Task ▸ Each line below should be reproduced without any alteration.

[Collection entries]
· · · · ·

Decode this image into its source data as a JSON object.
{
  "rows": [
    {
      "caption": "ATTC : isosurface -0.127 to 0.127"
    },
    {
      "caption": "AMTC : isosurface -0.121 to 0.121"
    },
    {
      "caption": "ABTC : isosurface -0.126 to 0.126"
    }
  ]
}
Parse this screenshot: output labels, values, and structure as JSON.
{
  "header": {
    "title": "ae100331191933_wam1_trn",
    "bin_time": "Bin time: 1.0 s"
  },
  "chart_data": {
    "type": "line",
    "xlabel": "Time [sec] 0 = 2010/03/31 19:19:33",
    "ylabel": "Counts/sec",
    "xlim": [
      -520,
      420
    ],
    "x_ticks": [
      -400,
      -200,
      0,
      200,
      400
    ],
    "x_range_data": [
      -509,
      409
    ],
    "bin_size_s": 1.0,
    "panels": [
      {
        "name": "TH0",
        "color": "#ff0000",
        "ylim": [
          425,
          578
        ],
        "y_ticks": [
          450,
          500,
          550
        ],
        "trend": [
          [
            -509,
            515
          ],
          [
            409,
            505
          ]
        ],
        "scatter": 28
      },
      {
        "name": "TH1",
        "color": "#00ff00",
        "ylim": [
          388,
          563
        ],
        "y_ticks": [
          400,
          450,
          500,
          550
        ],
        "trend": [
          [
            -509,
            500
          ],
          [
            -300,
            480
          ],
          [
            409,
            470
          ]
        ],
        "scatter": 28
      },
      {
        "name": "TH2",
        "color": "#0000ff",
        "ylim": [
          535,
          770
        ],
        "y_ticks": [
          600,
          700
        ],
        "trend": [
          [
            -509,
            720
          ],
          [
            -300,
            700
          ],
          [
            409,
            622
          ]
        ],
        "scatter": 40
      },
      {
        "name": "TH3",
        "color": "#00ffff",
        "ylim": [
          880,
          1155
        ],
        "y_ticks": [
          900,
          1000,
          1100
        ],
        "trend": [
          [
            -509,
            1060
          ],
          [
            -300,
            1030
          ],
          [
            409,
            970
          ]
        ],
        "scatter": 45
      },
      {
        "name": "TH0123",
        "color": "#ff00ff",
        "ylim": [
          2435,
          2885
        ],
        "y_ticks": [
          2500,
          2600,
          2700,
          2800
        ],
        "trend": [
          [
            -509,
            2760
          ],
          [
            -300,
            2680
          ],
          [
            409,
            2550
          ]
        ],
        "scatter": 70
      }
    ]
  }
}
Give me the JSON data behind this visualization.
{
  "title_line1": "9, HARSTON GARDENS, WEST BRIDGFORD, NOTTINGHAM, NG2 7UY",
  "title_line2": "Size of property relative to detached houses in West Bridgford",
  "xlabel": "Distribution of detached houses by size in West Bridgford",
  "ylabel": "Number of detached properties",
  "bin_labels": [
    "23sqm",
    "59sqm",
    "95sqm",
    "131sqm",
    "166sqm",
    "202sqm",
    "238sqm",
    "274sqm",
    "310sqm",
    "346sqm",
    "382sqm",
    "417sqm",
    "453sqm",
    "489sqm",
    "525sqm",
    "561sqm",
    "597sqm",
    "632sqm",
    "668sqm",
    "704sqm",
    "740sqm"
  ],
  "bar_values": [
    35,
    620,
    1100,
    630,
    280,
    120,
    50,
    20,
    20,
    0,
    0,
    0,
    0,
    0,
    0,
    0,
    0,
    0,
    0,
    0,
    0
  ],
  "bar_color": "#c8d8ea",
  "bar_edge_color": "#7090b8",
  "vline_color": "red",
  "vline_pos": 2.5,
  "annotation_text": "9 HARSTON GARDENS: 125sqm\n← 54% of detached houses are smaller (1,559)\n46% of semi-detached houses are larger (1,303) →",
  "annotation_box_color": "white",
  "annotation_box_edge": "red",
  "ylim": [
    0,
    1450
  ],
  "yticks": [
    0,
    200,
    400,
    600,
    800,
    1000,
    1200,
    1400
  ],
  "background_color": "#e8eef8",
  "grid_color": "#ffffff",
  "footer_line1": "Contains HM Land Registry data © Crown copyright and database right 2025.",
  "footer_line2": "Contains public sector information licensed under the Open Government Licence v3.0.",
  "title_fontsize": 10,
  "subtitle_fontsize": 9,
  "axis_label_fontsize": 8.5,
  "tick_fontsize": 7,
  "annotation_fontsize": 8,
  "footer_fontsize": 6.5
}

· · · · ·

Completed exercise ▸
Decode this image into its source data as a JSON object.
{
  "rows": [
    {
      "caption": "ATTC : isosurface -0.127 to 0.127"
    },
    {
      "caption": "AMTC : isosurface -0.121 to 0.121"
    },
    {
      "caption": "ABTC : isosurface -0.126 to 0.126"
    }
  ]
}
Parse this screenshot: output labels, values, and structure as JSON.
{
  "header": {
    "title": "ae100331191933_wam1_trn",
    "bin_time": "Bin time: 1.0 s"
  },
  "chart_data": {
    "type": "line",
    "xlabel": "Time [sec] 0 = 2010/03/31 19:19:33",
    "ylabel": "Counts/sec",
    "xlim": [
      -520,
      420
    ],
    "x_ticks": [
      -400,
      -200,
      0,
      200,
      400
    ],
    "x_range_data": [
      -509,
      409
    ],
    "bin_size_s": 1.0,
    "panels": [
      {
        "name": "TH0",
        "color": "#ff0000",
        "ylim": [
          425,
          578
        ],
        "y_ticks": [
          450,
          500,
          550
        ],
        "trend": [
          [
            -509,
            515
          ],
          [
            409,
            505
          ]
        ],
        "scatter": 28
      },
      {
        "name": "TH1",
        "color": "#00ff00",
        "ylim": [
          388,
          563
        ],
        "y_ticks": [
          400,
          450,
          500,
          550
        ],
        "trend": [
          [
            -509,
            500
          ],
          [
            -300,
            480
          ],
          [
            409,
            470
          ]
        ],
        "scatter": 28
      },
      {
        "name": "TH2",
        "color": "#0000ff",
        "ylim": [
          535,
          770
        ],
        "y_ticks": [
          600,
          700
        ],
        "trend": [
          [
            -509,
            720
          ],
          [
            -300,
            700
          ],
          [
            409,
            622
          ]
        ],
        "scatter": 40
      },
      {
        "name": "TH3",
        "color": "#00ffff",
        "ylim": [
          880,
          1155
        ],
        "y_ticks": [
          900,
          1000,
          1100
        ],
        "trend": [
          [
            -509,
            1060
          ],
          [
            -300,
            1030
          ],
          [
            409,
            970
          ]
        ],
        "scatter": 45
      },
      {
        "name": "TH0123",
        "color": "#ff00ff",
        "ylim": [
          2435,
          2885
        ],
        "y_ticks": [
          2500,
          2600,
          2700,
          2800
        ],
        "trend": [
          [
            -509,
            2760
          ],
          [
            -300,
            2680
          ],
          [
            409,
            2550
          ]
        ],
        "scatter": 70
      }
    ]
  }
}
Give me the JSON data behind this visualization.
{
  "title_line1": "9, HARSTON GARDENS, WEST BRIDGFORD, NOTTINGHAM, NG2 7UY",
  "title_line2": "Size of property relative to detached houses in West Bridgford",
  "xlabel": "Distribution of detached houses by size in West Bridgford",
  "ylabel": "Number of detached properties",
  "bin_labels": [
    "23sqm",
    "59sqm",
    "95sqm",
    "131sqm",
    "166sqm",
    "202sqm",
    "238sqm",
    "274sqm",
    "310sqm",
    "346sqm",
    "382sqm",
    "417sqm",
    "453sqm",
    "489sqm",
    "525sqm",
    "561sqm",
    "597sqm",
    "632sqm",
    "668sqm",
    "704sqm",
    "740sqm"
  ],
  "bar_values": [
    35,
    620,
    1100,
    630,
    280,
    120,
    50,
    20,
    20,
    0,
    0,
    0,
    0,
    0,
    0,
    0,
    0,
    0,
    0,
    0,
    0
  ],
  "bar_color": "#c8d8ea",
  "bar_edge_color": "#7090b8",
  "vline_color": "red",
  "vline_pos": 2.5,
  "annotation_text": "9 HARSTON GARDENS: 125sqm\n← 54% of detached houses are smaller (1,559)\n46% of semi-detached houses are larger (1,303) →",
  "annotation_box_color": "white",
  "annotation_box_edge": "red",
  "ylim": [
    0,
    1450
  ],
  "yticks": [
    0,
    200,
    400,
    600,
    800,
    1000,
    1200,
    1400
  ],
  "background_color": "#e8eef8",
  "grid_color": "#ffffff",
  "footer_line1": "Contains HM Land Registry data © Crown copyright and database right 2025.",
  "footer_line2": "Contains public sector information licensed under the Open Government Licence v3.0.",
  "title_fontsize": 10,
  "subtitle_fontsize": 9,
  "axis_label_fontsize": 8.5,
  "tick_fontsize": 7,
  "annotation_fontsize": 8,
  "footer_fontsize": 6.5
}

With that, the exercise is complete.